### YOUR TASK
Give the number of lines containing the word "JSON", and nothing else.

### GIVEN RECORDS
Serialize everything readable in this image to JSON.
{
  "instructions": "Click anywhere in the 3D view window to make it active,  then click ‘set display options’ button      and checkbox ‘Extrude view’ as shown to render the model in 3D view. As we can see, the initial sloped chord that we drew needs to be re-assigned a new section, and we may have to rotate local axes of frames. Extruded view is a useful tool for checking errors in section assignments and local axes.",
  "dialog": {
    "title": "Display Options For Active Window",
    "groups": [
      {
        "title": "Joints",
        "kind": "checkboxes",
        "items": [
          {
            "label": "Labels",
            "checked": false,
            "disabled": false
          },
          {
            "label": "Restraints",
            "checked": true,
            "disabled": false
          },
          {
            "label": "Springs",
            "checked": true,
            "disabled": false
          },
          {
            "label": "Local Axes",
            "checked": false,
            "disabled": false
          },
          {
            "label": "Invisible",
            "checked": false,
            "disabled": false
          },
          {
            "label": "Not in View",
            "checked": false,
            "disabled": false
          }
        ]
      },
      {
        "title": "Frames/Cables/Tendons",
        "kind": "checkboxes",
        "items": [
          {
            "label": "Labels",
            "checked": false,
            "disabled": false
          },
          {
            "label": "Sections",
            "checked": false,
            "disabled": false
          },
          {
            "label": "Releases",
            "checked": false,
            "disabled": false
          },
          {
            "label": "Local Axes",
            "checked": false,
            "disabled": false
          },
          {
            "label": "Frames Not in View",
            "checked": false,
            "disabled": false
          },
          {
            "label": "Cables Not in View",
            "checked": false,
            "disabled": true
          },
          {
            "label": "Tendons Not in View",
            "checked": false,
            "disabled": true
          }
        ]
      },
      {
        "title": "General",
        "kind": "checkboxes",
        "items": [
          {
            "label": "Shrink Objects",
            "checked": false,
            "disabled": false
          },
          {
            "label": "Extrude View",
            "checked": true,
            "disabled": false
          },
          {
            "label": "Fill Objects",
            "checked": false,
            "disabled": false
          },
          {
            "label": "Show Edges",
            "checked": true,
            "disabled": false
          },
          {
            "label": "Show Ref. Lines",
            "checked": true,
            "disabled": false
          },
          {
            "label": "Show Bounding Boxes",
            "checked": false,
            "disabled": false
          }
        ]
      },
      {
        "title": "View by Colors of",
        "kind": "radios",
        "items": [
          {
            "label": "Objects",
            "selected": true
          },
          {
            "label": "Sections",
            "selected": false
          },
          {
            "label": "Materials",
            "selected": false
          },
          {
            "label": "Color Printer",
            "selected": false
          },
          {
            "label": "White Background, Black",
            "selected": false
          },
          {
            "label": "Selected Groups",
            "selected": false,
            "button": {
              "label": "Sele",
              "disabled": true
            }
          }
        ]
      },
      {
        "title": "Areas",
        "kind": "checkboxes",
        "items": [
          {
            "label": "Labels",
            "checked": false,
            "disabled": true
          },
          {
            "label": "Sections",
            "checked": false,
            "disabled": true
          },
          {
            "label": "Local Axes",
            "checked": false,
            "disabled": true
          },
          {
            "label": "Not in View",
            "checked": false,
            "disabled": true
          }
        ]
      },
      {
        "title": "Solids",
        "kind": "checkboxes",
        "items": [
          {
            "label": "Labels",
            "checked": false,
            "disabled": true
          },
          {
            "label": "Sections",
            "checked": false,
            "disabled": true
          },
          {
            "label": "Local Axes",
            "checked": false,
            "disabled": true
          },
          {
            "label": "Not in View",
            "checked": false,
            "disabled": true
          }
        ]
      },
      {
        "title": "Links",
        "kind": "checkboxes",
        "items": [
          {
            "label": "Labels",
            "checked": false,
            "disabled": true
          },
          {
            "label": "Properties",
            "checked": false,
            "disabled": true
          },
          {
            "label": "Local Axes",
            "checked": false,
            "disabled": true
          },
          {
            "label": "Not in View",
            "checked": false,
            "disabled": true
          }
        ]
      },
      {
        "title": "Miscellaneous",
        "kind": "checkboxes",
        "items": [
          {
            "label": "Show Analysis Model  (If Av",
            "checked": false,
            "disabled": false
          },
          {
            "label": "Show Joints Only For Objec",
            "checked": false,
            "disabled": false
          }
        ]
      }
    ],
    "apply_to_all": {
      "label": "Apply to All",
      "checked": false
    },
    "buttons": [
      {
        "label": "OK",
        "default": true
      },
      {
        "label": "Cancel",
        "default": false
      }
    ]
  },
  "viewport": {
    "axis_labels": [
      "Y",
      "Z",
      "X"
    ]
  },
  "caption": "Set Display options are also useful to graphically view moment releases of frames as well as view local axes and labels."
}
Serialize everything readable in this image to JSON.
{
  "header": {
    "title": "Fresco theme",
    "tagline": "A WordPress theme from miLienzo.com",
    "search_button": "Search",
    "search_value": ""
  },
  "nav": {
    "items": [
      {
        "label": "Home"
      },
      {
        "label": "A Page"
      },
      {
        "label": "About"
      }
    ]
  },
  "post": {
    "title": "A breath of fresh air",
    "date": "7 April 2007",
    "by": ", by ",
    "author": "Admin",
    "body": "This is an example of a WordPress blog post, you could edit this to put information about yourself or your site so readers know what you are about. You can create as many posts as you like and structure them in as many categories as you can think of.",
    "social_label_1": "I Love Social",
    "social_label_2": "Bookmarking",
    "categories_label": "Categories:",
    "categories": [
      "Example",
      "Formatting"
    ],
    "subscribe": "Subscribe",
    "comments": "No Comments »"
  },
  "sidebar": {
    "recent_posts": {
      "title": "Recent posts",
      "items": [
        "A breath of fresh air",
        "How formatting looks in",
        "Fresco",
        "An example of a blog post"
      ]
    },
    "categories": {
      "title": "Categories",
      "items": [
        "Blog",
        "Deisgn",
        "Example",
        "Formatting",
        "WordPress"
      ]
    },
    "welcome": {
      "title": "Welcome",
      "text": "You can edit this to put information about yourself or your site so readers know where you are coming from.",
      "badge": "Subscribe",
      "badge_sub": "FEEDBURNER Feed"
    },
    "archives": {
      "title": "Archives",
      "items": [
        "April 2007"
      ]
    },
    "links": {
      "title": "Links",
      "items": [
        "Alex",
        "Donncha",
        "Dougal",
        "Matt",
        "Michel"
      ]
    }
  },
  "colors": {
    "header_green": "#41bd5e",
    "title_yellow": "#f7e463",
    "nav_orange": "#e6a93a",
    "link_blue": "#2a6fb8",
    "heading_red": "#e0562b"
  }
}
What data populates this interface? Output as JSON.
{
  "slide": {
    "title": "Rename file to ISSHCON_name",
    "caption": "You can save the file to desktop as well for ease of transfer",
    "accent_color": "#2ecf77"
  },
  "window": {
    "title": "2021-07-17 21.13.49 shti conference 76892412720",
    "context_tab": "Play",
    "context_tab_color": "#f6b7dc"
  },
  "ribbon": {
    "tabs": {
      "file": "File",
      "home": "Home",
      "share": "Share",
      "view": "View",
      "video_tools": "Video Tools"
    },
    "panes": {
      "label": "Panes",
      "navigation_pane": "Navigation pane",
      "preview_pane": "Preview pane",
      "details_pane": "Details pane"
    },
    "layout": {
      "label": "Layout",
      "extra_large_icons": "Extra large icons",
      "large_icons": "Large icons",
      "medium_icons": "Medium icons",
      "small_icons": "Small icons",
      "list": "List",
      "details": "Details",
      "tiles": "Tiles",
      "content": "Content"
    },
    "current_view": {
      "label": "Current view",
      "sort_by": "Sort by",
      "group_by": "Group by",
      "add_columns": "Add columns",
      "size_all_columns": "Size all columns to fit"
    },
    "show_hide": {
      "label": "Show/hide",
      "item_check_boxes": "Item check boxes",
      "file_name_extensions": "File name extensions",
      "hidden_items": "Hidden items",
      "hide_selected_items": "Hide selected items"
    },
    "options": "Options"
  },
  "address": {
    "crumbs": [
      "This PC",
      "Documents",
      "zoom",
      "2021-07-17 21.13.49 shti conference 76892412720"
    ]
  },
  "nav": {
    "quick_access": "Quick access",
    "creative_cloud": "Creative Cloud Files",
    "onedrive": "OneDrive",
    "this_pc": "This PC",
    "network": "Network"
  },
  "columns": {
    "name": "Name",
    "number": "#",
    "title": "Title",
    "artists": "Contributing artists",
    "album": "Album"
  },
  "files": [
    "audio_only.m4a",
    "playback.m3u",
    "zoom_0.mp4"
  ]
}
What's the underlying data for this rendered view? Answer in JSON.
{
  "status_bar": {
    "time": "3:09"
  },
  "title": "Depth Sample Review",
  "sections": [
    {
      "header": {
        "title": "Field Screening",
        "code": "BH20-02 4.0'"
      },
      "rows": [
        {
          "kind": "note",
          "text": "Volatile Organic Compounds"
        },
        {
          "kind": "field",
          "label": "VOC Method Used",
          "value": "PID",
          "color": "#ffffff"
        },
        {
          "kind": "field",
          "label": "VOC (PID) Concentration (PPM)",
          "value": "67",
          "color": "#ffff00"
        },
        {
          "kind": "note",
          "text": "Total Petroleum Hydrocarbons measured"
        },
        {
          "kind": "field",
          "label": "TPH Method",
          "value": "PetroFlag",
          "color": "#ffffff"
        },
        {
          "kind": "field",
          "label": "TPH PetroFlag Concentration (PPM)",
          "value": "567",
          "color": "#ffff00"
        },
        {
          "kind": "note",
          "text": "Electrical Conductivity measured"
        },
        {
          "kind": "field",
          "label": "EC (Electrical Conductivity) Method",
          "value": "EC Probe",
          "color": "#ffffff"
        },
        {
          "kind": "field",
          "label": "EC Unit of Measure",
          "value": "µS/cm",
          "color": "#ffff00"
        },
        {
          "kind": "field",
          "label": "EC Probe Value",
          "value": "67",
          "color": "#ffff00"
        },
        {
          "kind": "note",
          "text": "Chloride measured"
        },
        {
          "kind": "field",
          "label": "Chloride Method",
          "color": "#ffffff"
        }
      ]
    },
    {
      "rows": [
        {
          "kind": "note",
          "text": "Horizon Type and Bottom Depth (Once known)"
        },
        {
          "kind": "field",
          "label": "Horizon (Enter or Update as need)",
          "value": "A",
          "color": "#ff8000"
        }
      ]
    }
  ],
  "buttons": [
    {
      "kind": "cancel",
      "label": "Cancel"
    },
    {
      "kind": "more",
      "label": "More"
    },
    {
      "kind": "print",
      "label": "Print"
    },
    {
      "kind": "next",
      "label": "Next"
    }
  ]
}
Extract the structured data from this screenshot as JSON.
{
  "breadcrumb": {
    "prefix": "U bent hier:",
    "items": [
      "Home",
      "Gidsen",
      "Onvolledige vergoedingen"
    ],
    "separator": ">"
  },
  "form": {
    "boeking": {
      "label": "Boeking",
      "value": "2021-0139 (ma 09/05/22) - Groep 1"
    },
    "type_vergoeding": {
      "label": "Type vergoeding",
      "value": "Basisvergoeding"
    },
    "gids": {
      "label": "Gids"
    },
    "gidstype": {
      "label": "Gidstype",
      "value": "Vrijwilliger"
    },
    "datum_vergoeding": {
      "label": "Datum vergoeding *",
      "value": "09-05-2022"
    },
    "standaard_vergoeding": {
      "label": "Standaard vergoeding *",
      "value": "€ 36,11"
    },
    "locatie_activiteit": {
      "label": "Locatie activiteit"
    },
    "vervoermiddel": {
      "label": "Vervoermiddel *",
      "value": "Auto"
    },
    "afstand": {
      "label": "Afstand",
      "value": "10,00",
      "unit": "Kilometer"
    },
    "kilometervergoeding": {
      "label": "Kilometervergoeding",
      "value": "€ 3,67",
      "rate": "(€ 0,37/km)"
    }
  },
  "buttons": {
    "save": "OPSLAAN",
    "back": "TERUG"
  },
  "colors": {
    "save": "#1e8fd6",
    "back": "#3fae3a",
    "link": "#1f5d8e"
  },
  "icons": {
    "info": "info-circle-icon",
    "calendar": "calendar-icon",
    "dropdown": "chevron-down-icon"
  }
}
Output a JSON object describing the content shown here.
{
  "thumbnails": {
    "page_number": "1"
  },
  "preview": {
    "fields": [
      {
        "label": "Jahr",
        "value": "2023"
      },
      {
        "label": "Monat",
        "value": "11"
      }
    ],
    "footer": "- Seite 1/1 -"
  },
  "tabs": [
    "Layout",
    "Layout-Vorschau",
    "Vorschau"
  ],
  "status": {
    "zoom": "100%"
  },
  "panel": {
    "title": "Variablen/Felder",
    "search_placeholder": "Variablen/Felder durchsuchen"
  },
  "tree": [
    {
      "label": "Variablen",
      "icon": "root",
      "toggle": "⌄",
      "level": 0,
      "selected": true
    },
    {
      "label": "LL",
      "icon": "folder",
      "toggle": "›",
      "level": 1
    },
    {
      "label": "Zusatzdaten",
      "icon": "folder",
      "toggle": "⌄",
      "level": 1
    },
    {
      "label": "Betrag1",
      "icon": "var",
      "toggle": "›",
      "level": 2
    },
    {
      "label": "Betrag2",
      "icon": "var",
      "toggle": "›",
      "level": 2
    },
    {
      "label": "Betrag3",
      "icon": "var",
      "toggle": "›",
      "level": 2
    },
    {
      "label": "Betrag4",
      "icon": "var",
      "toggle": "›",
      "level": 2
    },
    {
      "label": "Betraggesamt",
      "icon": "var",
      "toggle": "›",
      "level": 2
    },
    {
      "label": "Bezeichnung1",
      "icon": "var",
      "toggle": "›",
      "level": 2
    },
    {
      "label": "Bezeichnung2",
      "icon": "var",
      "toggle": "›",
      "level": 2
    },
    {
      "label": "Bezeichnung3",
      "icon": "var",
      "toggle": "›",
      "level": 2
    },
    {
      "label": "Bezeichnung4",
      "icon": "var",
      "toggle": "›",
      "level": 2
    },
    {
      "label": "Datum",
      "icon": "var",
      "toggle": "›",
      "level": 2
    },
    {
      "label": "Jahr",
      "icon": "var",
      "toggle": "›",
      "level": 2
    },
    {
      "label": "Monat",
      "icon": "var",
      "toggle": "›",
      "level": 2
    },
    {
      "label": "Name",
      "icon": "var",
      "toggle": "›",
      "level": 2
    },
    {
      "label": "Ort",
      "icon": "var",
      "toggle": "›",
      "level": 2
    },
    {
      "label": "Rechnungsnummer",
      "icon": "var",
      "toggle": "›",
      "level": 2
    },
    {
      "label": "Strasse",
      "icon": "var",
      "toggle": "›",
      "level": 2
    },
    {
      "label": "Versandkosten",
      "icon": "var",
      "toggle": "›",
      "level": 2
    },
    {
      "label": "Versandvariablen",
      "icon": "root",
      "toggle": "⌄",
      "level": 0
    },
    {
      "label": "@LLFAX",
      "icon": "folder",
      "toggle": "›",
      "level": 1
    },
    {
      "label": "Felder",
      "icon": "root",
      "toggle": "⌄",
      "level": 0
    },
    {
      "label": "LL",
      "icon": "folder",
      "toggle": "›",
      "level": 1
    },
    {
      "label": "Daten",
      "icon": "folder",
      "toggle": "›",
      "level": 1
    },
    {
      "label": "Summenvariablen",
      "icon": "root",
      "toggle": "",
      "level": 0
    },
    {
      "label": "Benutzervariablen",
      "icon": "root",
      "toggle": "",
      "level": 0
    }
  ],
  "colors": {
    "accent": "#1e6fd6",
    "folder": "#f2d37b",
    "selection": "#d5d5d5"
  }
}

### COMPLETED EXERCISE
6